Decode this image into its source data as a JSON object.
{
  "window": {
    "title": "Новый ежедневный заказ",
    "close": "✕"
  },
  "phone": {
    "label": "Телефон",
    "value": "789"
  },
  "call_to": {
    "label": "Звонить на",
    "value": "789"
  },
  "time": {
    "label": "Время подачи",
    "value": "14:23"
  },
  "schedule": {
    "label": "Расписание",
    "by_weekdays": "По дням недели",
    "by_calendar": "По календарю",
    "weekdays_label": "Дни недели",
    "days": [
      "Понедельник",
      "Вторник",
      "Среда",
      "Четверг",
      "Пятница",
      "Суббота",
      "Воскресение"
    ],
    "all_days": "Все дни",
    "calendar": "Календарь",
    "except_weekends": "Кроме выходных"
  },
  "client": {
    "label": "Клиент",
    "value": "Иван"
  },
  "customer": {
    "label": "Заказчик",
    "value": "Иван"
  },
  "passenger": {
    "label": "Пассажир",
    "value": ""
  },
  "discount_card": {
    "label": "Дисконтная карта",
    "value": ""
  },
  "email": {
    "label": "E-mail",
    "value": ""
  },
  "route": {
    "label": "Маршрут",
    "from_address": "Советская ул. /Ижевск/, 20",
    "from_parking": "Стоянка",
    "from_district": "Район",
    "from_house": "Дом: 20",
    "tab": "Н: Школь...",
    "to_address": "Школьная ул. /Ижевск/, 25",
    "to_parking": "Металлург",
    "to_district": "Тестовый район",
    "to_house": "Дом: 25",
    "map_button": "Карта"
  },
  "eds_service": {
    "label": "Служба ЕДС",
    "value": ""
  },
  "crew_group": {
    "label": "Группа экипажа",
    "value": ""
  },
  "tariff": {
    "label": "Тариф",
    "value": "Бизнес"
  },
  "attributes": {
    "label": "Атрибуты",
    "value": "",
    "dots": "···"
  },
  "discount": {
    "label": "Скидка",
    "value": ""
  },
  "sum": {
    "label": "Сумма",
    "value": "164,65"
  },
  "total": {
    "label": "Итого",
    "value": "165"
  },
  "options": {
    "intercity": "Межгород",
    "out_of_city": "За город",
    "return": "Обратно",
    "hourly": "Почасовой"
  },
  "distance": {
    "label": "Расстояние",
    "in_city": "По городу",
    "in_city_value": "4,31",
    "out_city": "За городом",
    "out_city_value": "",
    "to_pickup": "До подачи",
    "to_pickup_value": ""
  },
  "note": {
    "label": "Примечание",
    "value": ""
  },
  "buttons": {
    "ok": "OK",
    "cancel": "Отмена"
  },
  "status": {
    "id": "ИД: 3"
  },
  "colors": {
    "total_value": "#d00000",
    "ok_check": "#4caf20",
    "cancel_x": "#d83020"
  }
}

+++

Give an exact repetition of all the material.

Decode this image into its source data as a JSON object.
{
  "window": {
    "title": "Новый ежедневный заказ",
    "close": "✕"
  },
  "phone": {
    "label": "Телефон",
    "value": "789"
  },
  "call_to": {
    "label": "Звонить на",
    "value": "789"
  },
  "time": {
    "label": "Время подачи",
    "value": "14:23"
  },
  "schedule": {
    "label": "Расписание",
    "by_weekdays": "По дням недели",
    "by_calendar": "По календарю",
    "weekdays_label": "Дни недели",
    "days": [
      "Понедельник",
      "Вторник",
      "Среда",
      "Четверг",
      "Пятница",
      "Суббота",
      "Воскресение"
    ],
    "all_days": "Все дни",
    "calendar": "Календарь",
    "except_weekends": "Кроме выходных"
  },
  "client": {
    "label": "Клиент",
    "value": "Иван"
  },
  "customer": {
    "label": "Заказчик",
    "value": "Иван"
  },
  "passenger": {
    "label": "Пассажир",
    "value": ""
  },
  "discount_card": {
    "label": "Дисконтная карта",
    "value": ""
  },
  "email": {
    "label": "E-mail",
    "value": ""
  },
  "route": {
    "label": "Маршрут",
    "from_address": "Советская ул. /Ижевск/, 20",
    "from_parking": "Стоянка",
    "from_district": "Район",
    "from_house": "Дом: 20",
    "tab": "Н: Школь...",
    "to_address": "Школьная ул. /Ижевск/, 25",
    "to_parking": "Металлург",
    "to_district": "Тестовый район",
    "to_house": "Дом: 25",
    "map_button": "Карта"
  },
  "eds_service": {
    "label": "Служба ЕДС",
    "value": ""
  },
  "crew_group": {
    "label": "Группа экипажа",
    "value": ""
  },
  "tariff": {
    "label": "Тариф",
    "value": "Бизнес"
  },
  "attributes": {
    "label": "Атрибуты",
    "value": "",
    "dots": "···"
  },
  "discount": {
    "label": "Скидка",
    "value": ""
  },
  "sum": {
    "label": "Сумма",
    "value": "164,65"
  },
  "total": {
    "label": "Итого",
    "value": "165"
  },
  "options": {
    "intercity": "Межгород",
    "out_of_city": "За город",
    "return": "Обратно",
    "hourly": "Почасовой"
  },
  "distance": {
    "label": "Расстояние",
    "in_city": "По городу",
    "in_city_value": "4,31",
    "out_city": "За городом",
    "out_city_value": "",
    "to_pickup": "До подачи",
    "to_pickup_value": ""
  },
  "note": {
    "label": "Примечание",
    "value": ""
  },
  "buttons": {
    "ok": "OK",
    "cancel": "Отмена"
  },
  "status": {
    "id": "ИД: 3"
  },
  "colors": {
    "total_value": "#d00000",
    "ok_check": "#4caf20",
    "cancel_x": "#d83020"
  }
}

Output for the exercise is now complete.